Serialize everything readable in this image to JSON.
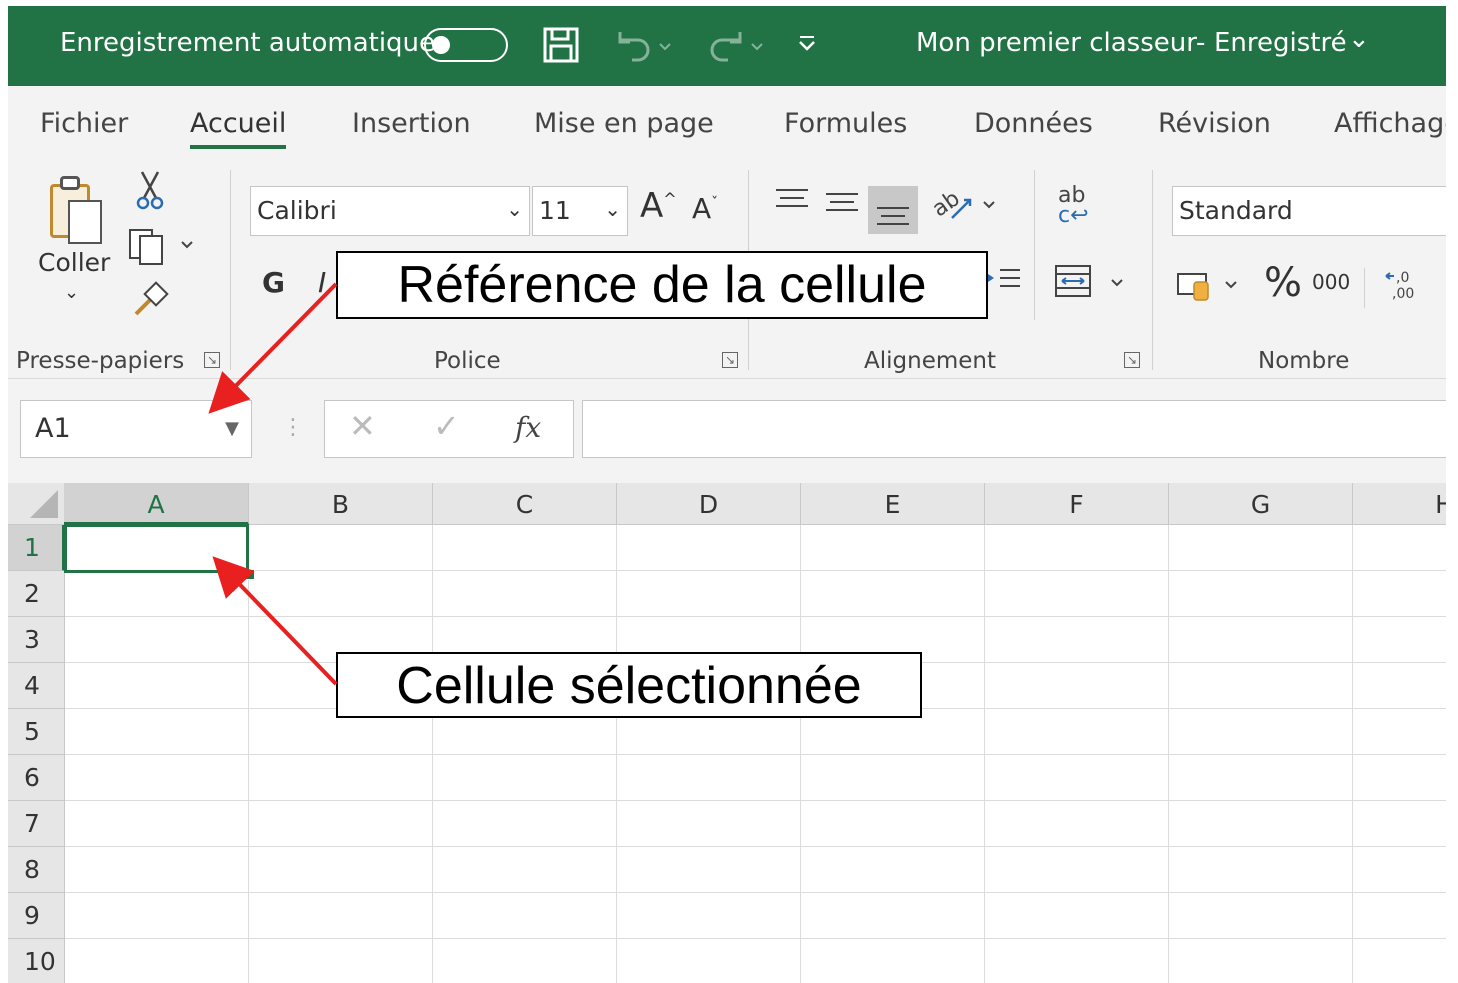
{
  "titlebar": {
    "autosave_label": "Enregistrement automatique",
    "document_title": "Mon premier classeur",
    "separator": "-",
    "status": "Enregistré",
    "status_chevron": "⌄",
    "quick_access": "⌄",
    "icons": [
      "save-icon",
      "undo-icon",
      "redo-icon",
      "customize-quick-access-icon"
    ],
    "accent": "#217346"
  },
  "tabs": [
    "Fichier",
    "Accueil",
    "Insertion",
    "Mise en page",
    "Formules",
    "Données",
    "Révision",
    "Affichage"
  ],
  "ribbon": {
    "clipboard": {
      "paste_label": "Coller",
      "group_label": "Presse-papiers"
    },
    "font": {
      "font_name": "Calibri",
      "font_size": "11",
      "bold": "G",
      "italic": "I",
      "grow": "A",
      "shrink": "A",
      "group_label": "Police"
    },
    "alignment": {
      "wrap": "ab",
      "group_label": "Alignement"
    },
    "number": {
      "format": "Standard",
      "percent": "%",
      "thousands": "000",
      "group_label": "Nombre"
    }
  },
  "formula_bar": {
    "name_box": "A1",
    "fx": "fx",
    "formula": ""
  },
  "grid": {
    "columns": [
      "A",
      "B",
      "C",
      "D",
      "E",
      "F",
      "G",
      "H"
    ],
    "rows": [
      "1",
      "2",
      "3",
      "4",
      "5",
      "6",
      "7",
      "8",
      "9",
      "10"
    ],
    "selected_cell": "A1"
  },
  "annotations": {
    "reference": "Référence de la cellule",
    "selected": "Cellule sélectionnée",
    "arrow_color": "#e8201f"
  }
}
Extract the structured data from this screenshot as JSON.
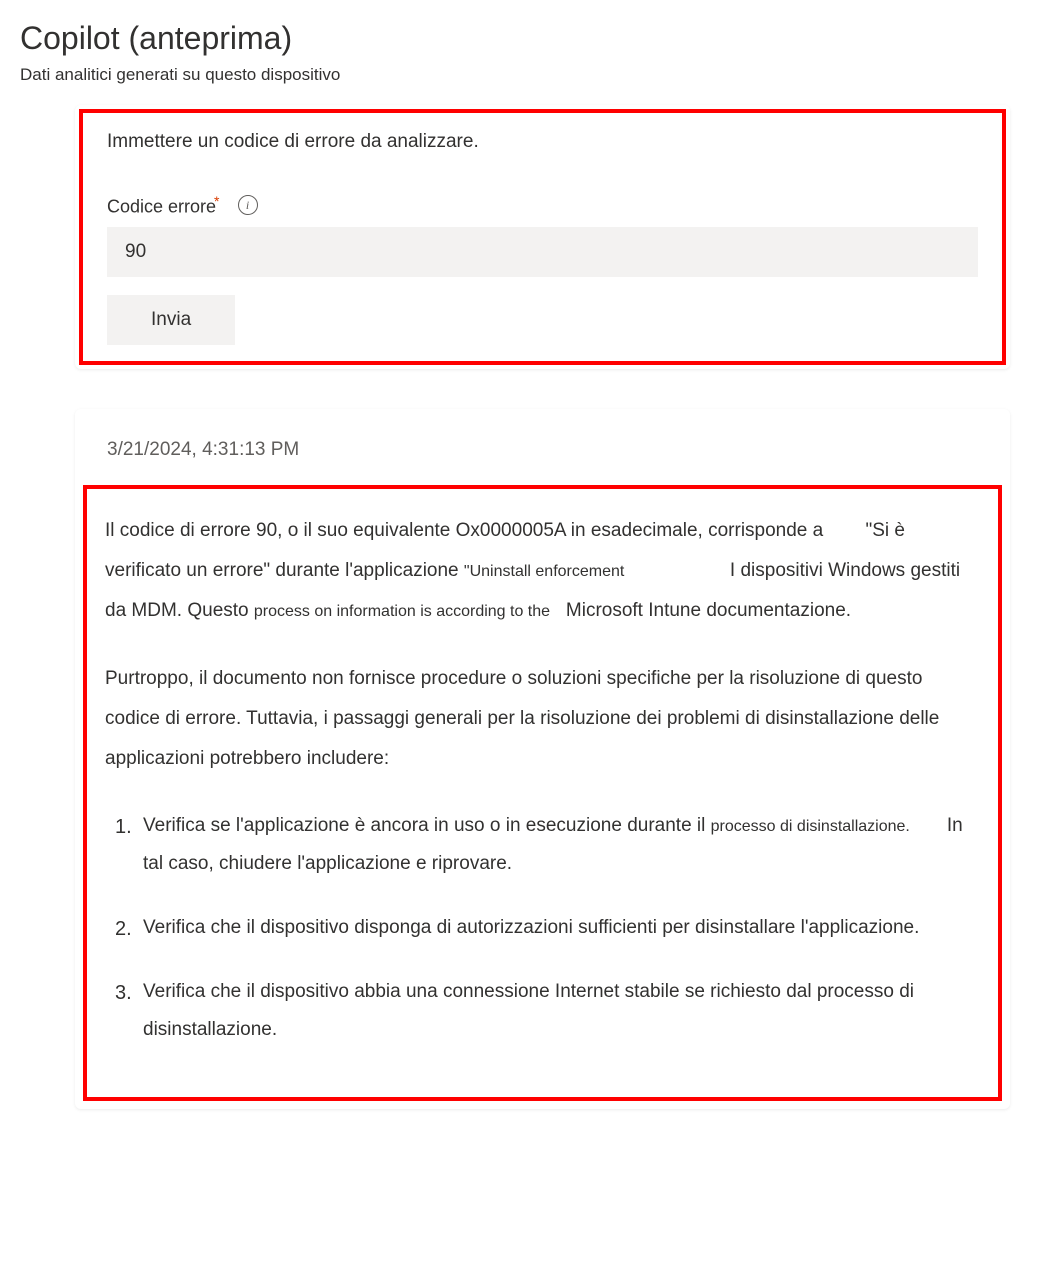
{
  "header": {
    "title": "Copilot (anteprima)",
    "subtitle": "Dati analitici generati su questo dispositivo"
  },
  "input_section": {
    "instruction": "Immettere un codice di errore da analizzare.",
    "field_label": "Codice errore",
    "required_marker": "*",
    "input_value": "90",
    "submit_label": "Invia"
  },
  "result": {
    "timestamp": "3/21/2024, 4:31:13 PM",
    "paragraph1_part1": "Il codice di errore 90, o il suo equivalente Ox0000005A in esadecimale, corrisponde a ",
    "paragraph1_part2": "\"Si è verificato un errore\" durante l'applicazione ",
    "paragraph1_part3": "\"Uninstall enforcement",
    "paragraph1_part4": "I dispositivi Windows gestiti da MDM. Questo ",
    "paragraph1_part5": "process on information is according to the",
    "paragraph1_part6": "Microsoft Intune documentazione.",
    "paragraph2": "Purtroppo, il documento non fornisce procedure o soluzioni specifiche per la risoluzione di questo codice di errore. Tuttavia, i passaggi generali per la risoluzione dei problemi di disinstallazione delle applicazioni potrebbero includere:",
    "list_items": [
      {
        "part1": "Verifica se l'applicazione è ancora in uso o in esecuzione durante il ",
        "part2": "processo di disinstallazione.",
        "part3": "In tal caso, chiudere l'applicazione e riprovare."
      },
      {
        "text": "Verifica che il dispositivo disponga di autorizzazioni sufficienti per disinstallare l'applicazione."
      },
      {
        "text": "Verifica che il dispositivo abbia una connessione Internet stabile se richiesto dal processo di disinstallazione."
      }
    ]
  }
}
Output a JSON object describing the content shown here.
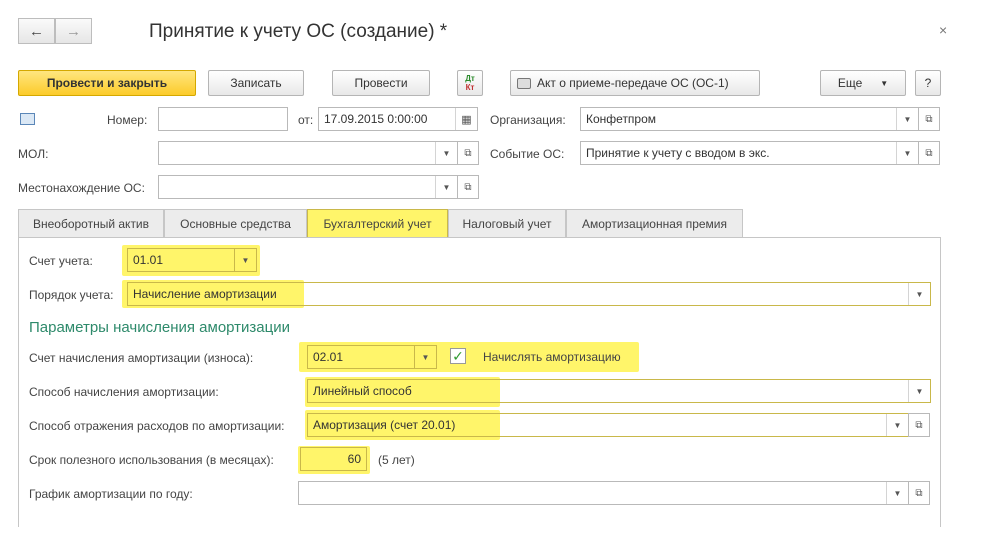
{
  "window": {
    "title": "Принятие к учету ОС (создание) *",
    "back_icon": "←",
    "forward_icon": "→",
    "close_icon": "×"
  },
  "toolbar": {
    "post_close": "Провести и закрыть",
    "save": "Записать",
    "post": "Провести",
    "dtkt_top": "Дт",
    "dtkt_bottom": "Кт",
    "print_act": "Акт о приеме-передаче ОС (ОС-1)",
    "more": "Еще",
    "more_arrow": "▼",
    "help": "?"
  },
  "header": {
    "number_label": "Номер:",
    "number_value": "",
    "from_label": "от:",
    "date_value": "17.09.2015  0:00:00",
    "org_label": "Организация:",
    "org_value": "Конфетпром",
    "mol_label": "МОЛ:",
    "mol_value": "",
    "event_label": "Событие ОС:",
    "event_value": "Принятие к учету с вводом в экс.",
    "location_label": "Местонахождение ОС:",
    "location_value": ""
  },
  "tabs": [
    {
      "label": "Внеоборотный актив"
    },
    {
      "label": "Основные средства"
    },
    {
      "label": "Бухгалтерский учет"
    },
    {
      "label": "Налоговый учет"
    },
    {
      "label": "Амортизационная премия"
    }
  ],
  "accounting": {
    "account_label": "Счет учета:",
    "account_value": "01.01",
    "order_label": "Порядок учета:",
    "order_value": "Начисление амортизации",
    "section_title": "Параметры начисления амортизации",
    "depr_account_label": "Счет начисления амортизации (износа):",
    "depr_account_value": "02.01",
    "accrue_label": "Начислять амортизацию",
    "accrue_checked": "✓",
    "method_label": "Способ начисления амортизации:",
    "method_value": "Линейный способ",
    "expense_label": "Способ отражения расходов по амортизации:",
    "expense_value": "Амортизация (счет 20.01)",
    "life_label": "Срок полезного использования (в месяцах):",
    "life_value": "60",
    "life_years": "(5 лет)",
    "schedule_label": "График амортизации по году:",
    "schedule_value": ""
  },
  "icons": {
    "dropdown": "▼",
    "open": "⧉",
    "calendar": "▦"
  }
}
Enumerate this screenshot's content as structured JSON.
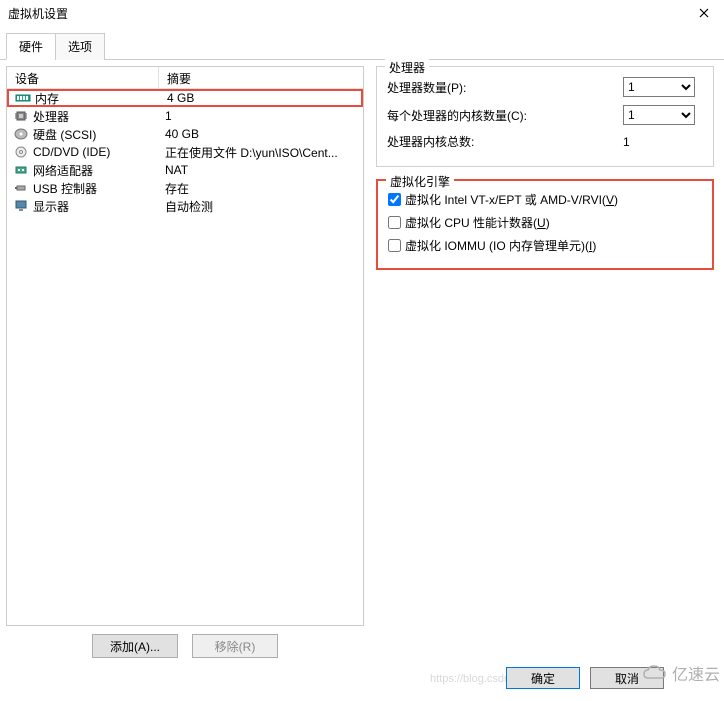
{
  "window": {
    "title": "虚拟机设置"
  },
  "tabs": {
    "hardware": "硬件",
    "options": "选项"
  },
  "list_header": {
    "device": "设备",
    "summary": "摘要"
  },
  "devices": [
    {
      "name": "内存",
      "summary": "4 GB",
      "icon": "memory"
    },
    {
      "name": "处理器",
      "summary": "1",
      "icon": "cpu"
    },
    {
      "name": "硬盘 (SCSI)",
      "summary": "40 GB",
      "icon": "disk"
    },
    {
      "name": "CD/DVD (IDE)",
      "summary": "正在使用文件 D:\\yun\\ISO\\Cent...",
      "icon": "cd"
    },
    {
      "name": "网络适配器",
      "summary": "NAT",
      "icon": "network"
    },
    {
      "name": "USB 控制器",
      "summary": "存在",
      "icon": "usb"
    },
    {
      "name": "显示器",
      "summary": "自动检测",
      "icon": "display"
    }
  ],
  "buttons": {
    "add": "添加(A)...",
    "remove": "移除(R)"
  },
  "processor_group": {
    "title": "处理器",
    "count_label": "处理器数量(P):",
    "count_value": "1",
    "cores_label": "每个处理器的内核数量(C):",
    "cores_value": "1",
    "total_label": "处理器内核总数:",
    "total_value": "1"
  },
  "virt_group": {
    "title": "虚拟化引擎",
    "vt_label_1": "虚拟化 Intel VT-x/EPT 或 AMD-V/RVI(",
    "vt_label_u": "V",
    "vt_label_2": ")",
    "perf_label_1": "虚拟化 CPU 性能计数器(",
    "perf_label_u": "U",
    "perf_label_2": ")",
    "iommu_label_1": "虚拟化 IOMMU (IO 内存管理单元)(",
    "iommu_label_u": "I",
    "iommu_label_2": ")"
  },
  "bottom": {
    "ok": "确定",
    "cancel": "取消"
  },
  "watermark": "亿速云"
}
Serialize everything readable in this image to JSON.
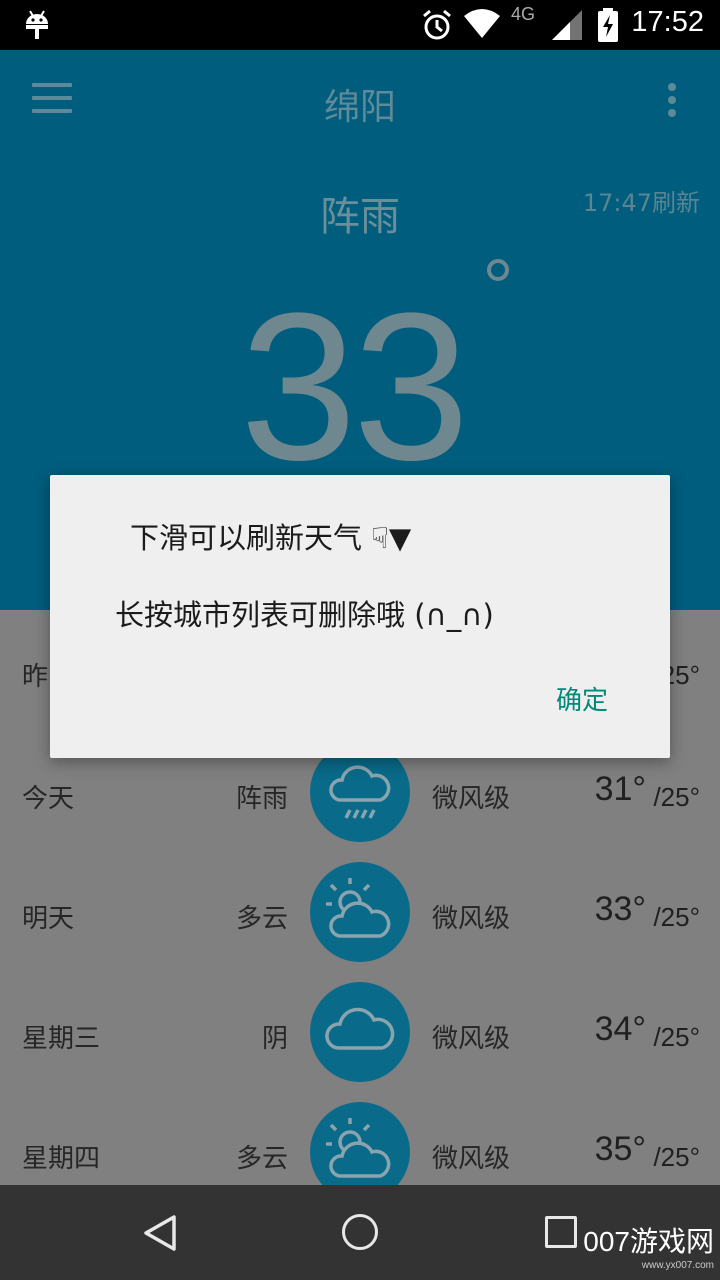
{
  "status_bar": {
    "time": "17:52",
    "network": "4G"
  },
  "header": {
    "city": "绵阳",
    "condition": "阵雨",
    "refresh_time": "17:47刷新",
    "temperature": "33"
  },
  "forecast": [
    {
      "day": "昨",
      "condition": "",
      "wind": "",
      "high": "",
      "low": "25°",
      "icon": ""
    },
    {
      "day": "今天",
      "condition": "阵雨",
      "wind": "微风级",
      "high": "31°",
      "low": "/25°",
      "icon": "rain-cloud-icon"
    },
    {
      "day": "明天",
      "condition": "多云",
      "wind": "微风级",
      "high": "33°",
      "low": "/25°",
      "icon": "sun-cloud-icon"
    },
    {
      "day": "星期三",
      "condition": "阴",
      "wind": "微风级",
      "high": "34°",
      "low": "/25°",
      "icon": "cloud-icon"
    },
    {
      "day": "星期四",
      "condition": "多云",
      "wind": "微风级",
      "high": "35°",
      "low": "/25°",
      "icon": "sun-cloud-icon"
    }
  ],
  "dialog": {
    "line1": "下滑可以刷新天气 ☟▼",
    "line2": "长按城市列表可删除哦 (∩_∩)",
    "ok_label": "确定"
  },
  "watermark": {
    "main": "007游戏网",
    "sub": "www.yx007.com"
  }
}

# Exercise instructions:
Go through the lines above. Select every one that has the string "screenshot".

# Exercise answer:
Extract the structured data from this screenshot as JSON.
Enumerate this screenshot's content as structured JSON.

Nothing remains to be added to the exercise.